Exercise aim: Look below and pull out each line with the word "trend".

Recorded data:
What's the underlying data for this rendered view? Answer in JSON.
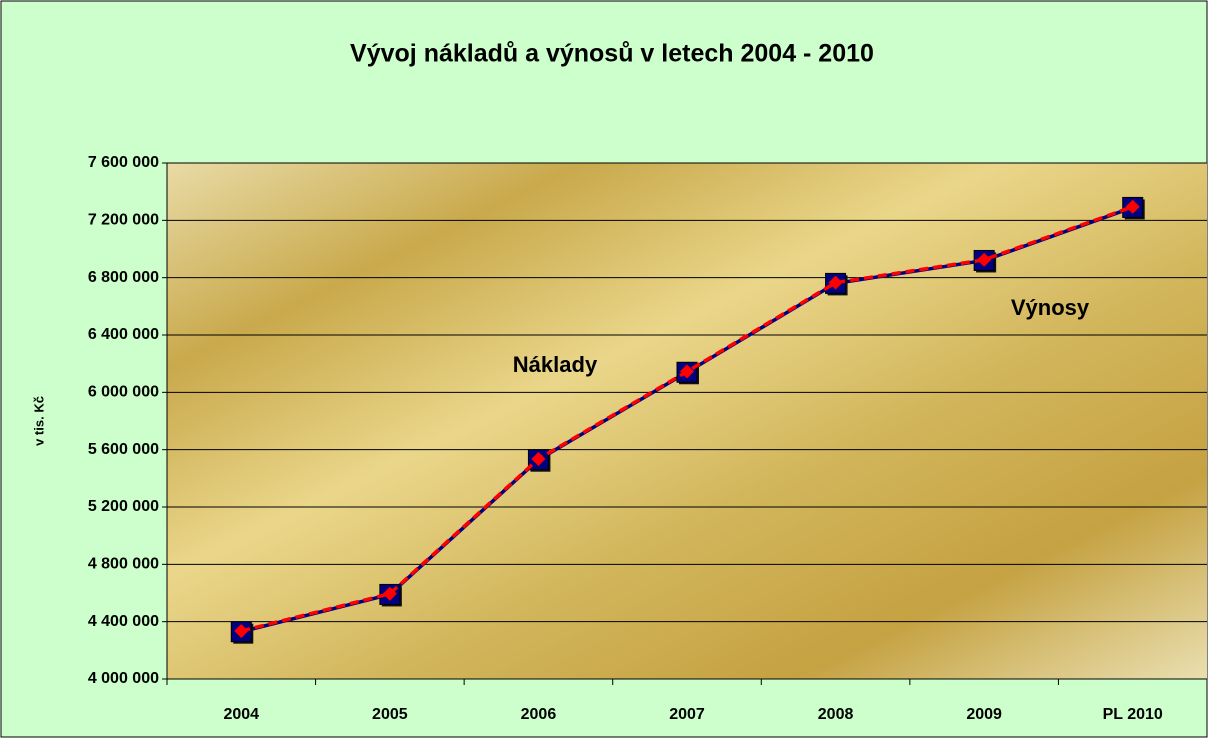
{
  "chart_data": {
    "type": "line",
    "title": "Vývoj nákladů a výnosů v letech 2004 - 2010",
    "y_label": "v tis. Kč",
    "categories": [
      "2004",
      "2005",
      "2006",
      "2007",
      "2008",
      "2009",
      "PL 2010"
    ],
    "series": [
      {
        "name": "Náklady",
        "color": "#000080",
        "marker": "square",
        "values": [
          4330000,
          4590000,
          5530000,
          6140000,
          6760000,
          6920000,
          7290000
        ]
      },
      {
        "name": "Výnosy",
        "color": "#ff0000",
        "marker": "diamond",
        "dashed": true,
        "values": [
          4335000,
          4595000,
          5535000,
          6145000,
          6765000,
          6925000,
          7295000
        ]
      }
    ],
    "ylim": [
      4000000,
      7600000
    ],
    "yticks": [
      {
        "value": 4000000,
        "label": "4 000 000"
      },
      {
        "value": 4400000,
        "label": "4 400 000"
      },
      {
        "value": 4800000,
        "label": "4 800 000"
      },
      {
        "value": 5200000,
        "label": "5 200 000"
      },
      {
        "value": 5600000,
        "label": "5 600 000"
      },
      {
        "value": 6000000,
        "label": "6 000 000"
      },
      {
        "value": 6400000,
        "label": "6 400 000"
      },
      {
        "value": 6800000,
        "label": "6 800 000"
      },
      {
        "value": 7200000,
        "label": "7 200 000"
      },
      {
        "value": 7600000,
        "label": "7 600 000"
      }
    ],
    "grid": true
  }
}
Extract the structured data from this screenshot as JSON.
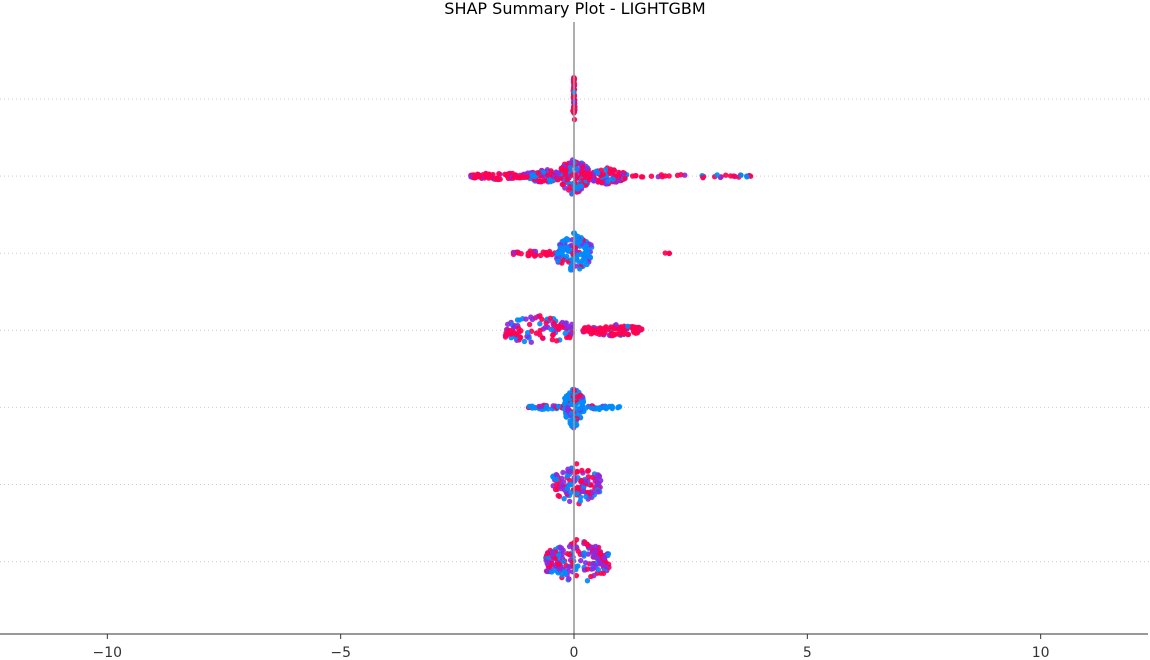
{
  "chart_data": {
    "type": "scatter",
    "subtype": "shap-beeswarm",
    "title": "SHAP Summary Plot - LIGHTGBM",
    "xlabel": "",
    "ylabel": "",
    "xlim": [
      -12.3,
      12.3
    ],
    "x_ticks": [
      -10,
      -5,
      0,
      5,
      10
    ],
    "x_tick_labels": [
      "−10",
      "−5",
      "0",
      "5",
      "10"
    ],
    "feature_labels_visible": false,
    "row_count": 7,
    "grid": "horizontal dotted",
    "color_scale": {
      "low": "#008bfb",
      "mid": "#8a2be2",
      "high": "#ff0052"
    },
    "rows": [
      {
        "clusters": [
          {
            "x": [
              0.0,
              0.0
            ],
            "spread": 0.02,
            "half_height": 0.38,
            "count": 70,
            "color": "high"
          }
        ]
      },
      {
        "clusters": [
          {
            "x": [
              -2.2,
              -1.0
            ],
            "spread": 0.06,
            "half_height": 0.06,
            "count": 70,
            "color": "high"
          },
          {
            "x": [
              -1.0,
              -0.3
            ],
            "spread": 0.08,
            "half_height": 0.12,
            "count": 90,
            "color": "mixed"
          },
          {
            "x": [
              -0.3,
              0.3
            ],
            "spread": 0.1,
            "half_height": 0.32,
            "count": 140,
            "color": "mixed"
          },
          {
            "x": [
              0.3,
              1.1
            ],
            "spread": 0.08,
            "half_height": 0.14,
            "count": 100,
            "color": "mixed"
          },
          {
            "x": [
              1.1,
              3.95
            ],
            "spread": 0.02,
            "half_height": 0.03,
            "count": 34,
            "color": "high"
          }
        ]
      },
      {
        "clusters": [
          {
            "x": [
              -1.35,
              -0.35
            ],
            "spread": 0.04,
            "half_height": 0.05,
            "count": 32,
            "color": "high"
          },
          {
            "x": [
              -0.35,
              0.35
            ],
            "spread": 0.08,
            "half_height": 0.34,
            "count": 130,
            "color": "low"
          },
          {
            "x": [
              1.95,
              2.05
            ],
            "spread": 0.0,
            "half_height": 0.01,
            "count": 3,
            "color": "high"
          }
        ]
      },
      {
        "clusters": [
          {
            "x": [
              -1.5,
              0.0
            ],
            "spread": 0.08,
            "half_height": 0.26,
            "count": 100,
            "color": "mixed"
          },
          {
            "x": [
              0.2,
              1.45
            ],
            "spread": 0.06,
            "half_height": 0.1,
            "count": 110,
            "color": "high"
          }
        ]
      },
      {
        "clusters": [
          {
            "x": [
              -1.0,
              -0.2
            ],
            "spread": 0.03,
            "half_height": 0.04,
            "count": 36,
            "color": "low"
          },
          {
            "x": [
              -0.2,
              0.2
            ],
            "spread": 0.1,
            "half_height": 0.36,
            "count": 120,
            "color": "low"
          },
          {
            "x": [
              0.2,
              1.0
            ],
            "spread": 0.03,
            "half_height": 0.04,
            "count": 30,
            "color": "low"
          }
        ]
      },
      {
        "clusters": [
          {
            "x": [
              -0.45,
              0.55
            ],
            "spread": 0.1,
            "half_height": 0.34,
            "count": 130,
            "color": "mixed"
          }
        ]
      },
      {
        "clusters": [
          {
            "x": [
              -0.6,
              0.75
            ],
            "spread": 0.12,
            "half_height": 0.38,
            "count": 200,
            "color": "mixed"
          }
        ]
      }
    ]
  }
}
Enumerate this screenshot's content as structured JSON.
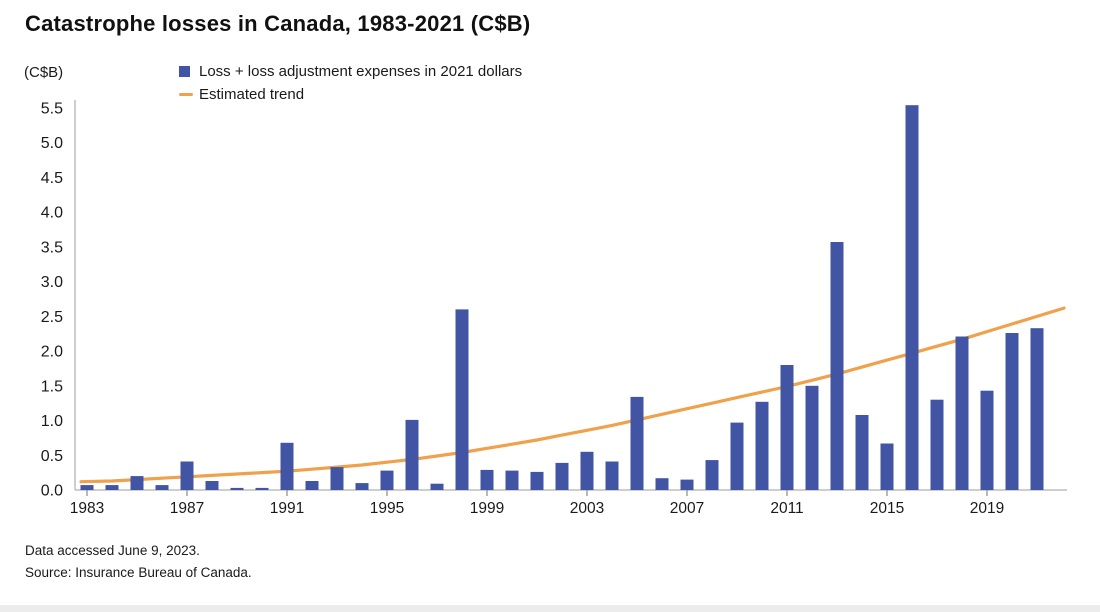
{
  "title": "Catastrophe losses in Canada, 1983-2021 (C$B)",
  "y_axis_unit_label": "(C$B)",
  "legend": {
    "bar_label": "Loss + loss adjustment expenses in 2021 dollars",
    "line_label": "Estimated trend"
  },
  "footer": {
    "line1": "Data accessed June 9, 2023.",
    "line2": "Source: Insurance Bureau of Canada."
  },
  "colors": {
    "bar": "#4254a4",
    "trend": "#efa14b",
    "axis": "#bdbdbd",
    "text": "#1a1a1a"
  },
  "chart_data": {
    "type": "bar",
    "title": "Catastrophe losses in Canada, 1983-2021 (C$B)",
    "xlabel": "",
    "ylabel": "(C$B)",
    "ylim": [
      0,
      5.5
    ],
    "y_ticks": [
      "0.0",
      "0.5",
      "1.0",
      "1.5",
      "2.0",
      "2.5",
      "3.0",
      "3.5",
      "4.0",
      "4.5",
      "5.0",
      "5.5"
    ],
    "x_tick_labels": [
      "1983",
      "1987",
      "1991",
      "1995",
      "1999",
      "2003",
      "2007",
      "2011",
      "2015",
      "2019"
    ],
    "grid": false,
    "legend_position": "top-left",
    "years": [
      1983,
      1984,
      1985,
      1986,
      1987,
      1988,
      1989,
      1990,
      1991,
      1992,
      1993,
      1994,
      1995,
      1996,
      1997,
      1998,
      1999,
      2000,
      2001,
      2002,
      2003,
      2004,
      2005,
      2006,
      2007,
      2008,
      2009,
      2010,
      2011,
      2012,
      2013,
      2014,
      2015,
      2016,
      2017,
      2018,
      2019,
      2020,
      2021
    ],
    "series": [
      {
        "name": "Loss + loss adjustment expenses in 2021 dollars",
        "type": "bar",
        "values": [
          0.07,
          0.07,
          0.2,
          0.07,
          0.41,
          0.13,
          0.03,
          0.03,
          0.68,
          0.13,
          0.33,
          0.1,
          0.28,
          1.01,
          0.09,
          2.6,
          0.29,
          0.28,
          0.26,
          0.39,
          0.55,
          0.41,
          1.34,
          0.17,
          0.15,
          0.43,
          0.97,
          1.27,
          1.8,
          1.5,
          3.57,
          1.08,
          0.67,
          5.54,
          1.3,
          2.21,
          1.43,
          2.26,
          2.33
        ]
      },
      {
        "name": "Estimated trend",
        "type": "line",
        "values": [
          0.12,
          0.13,
          0.15,
          0.17,
          0.19,
          0.21,
          0.23,
          0.25,
          0.27,
          0.3,
          0.33,
          0.36,
          0.4,
          0.44,
          0.49,
          0.54,
          0.6,
          0.66,
          0.72,
          0.79,
          0.86,
          0.93,
          1.01,
          1.09,
          1.17,
          1.25,
          1.33,
          1.41,
          1.49,
          1.58,
          1.67,
          1.77,
          1.87,
          1.97,
          2.07,
          2.17,
          2.28,
          2.39,
          2.5
        ]
      }
    ]
  }
}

Task solution:
    "line_label": "Estimated trend"
    "trend": "#efa14b",
        "name": "Estimated trend",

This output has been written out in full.